▶ [Document extract]
— START —
Showing posts with label Spring 2013. Show all posts
Showing posts with label Spring 2013. Show all posts

Thursday, September 27, 2012

Rebirth of Spring 2013 and Prada

Imma start this post off with some non-fashion things. 1a. I was so excited to be posting all the time about Fashion Week but I just started a new job and classes started and I haven't been able to post as much as I want. Anyway, expect another post after the conclusion of Paris Fashion Week that will probably be me dying over the beauty that Karl Lagerfeld, Sarah Burton, and Marc Jacobs send down the runways at the conclusion of the best time of the year.
Which brings me to my question. I don't know what I'm doing on this blog (Clearly it's hot mess, party of one right now). For those of you that read this, tweet at me, or post in my tumblr (Links at the bottom of the post), or comment on this post telling me what you'd like to see here. Personal style, shopping picks, more reviews of shows, street style...etc. If you don't tell me I'm gonna do whatever the hell I want to do and this blog is gonna continue being a mess. But a wonderful, fashion-filled mess.

ANYWAYS

Goddamn this season has been so good. I'm really feeling pretty much everything that's been sent down the runways. Most of the shows are falling into one key trend: Black and white. But those shows that don't conform to that still feel fresh and exciting.
Spring 2013 is really about rebirth. Designers are making a clear departure from the direction they were going in. These past couple seasons have felt very antique-y -- Lots of florals and retro-inspired looks and it's all been amazing. The tweeds and tulle and velvet have been a good time. And they'll continue of course, albeit used in completely different ways.
— END —
▶ [Supplied material]
— START —
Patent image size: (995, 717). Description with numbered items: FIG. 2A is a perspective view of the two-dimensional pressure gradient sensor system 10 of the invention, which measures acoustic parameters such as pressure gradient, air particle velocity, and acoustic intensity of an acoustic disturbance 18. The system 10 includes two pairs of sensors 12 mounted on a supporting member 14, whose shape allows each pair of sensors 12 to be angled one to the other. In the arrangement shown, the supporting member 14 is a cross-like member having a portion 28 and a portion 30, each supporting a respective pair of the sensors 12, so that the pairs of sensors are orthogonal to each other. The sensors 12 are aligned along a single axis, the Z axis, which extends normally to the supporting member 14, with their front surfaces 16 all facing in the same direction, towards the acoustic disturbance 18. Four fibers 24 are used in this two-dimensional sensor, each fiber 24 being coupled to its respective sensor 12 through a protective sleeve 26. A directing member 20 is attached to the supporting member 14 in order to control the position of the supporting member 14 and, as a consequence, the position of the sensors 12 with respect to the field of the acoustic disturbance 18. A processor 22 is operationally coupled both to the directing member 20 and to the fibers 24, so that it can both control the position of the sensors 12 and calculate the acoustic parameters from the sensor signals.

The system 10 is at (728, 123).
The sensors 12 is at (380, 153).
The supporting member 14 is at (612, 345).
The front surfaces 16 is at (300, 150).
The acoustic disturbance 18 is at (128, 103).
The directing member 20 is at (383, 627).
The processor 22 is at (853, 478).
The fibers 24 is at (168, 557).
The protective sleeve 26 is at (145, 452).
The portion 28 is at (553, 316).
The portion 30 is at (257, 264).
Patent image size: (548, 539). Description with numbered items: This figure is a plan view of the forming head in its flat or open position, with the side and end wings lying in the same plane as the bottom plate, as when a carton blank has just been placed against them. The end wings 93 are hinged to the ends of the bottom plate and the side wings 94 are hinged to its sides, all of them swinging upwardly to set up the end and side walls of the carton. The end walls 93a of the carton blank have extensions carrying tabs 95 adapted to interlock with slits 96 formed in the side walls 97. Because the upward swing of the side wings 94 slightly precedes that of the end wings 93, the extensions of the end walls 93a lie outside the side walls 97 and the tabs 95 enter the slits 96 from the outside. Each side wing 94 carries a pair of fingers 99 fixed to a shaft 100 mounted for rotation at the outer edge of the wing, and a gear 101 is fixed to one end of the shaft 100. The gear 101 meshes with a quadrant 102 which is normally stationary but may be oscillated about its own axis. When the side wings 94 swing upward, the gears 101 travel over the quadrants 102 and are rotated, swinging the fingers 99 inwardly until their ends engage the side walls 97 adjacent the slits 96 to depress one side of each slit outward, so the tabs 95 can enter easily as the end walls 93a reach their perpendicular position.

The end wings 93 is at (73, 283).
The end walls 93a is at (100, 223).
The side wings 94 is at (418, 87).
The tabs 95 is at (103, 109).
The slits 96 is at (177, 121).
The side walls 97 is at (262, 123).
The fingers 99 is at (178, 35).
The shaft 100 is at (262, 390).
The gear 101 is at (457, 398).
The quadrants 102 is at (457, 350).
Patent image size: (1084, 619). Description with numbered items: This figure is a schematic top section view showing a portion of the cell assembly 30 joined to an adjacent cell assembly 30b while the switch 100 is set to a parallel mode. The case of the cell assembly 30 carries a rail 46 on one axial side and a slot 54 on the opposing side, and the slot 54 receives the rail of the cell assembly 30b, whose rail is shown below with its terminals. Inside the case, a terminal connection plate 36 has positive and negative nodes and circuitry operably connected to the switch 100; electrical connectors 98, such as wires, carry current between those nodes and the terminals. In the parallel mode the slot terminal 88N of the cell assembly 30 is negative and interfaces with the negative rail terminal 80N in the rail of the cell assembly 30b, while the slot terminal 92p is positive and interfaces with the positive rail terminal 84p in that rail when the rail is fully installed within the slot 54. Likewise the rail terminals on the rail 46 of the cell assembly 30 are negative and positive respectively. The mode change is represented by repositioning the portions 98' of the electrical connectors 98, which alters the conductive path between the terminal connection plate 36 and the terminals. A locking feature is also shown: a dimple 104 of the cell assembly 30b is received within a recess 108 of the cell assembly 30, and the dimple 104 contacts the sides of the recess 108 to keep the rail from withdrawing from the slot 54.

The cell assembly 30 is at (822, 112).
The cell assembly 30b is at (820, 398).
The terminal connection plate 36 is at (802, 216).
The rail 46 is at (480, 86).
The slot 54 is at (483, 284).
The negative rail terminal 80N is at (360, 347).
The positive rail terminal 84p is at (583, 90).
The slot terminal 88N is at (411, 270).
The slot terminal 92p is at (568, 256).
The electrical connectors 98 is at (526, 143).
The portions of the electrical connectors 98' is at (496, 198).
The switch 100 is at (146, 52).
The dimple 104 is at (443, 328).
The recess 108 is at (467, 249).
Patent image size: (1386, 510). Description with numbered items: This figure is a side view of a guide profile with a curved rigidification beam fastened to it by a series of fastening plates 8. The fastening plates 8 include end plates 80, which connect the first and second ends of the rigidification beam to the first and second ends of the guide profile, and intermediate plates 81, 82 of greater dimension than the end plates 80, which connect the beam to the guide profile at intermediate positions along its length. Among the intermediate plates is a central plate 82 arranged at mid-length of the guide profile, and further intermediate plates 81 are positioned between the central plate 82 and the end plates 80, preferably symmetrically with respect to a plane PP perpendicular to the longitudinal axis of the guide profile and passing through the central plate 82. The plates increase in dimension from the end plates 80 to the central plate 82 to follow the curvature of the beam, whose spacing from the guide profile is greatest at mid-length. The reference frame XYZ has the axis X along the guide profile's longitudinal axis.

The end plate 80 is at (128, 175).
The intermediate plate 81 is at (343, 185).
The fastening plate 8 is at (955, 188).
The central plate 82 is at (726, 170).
— END —
▶ [Problems to work on]
[1] Translate this sentence from the Spring 2013 blog post into Spanish: "Spring 2013 is really about rebirth."
[2] Which people does the Spring 2013 blog post mention by name? List them all.
[3] Please return everything in the Spring 2013 blog post from "Spring 2013 is" down to "completely different ways.", copied word for word.

▶ [Answers to the tasks]
[1] La primavera de 2013 gira realmente en torno al renacimiento.

[2]
Karl Lagerfeld
Sarah Burton
Marc Jacobs

[3]
Spring 2013 is really about rebirth. Designers are making a clear departure from the direction they were going in. These past couple seasons have felt very antique-y -- Lots of florals and retro-inspired looks and it's all been amazing. The tweeds and tulle and velvet have been a good time. And they'll continue of course, albeit used in completely different ways.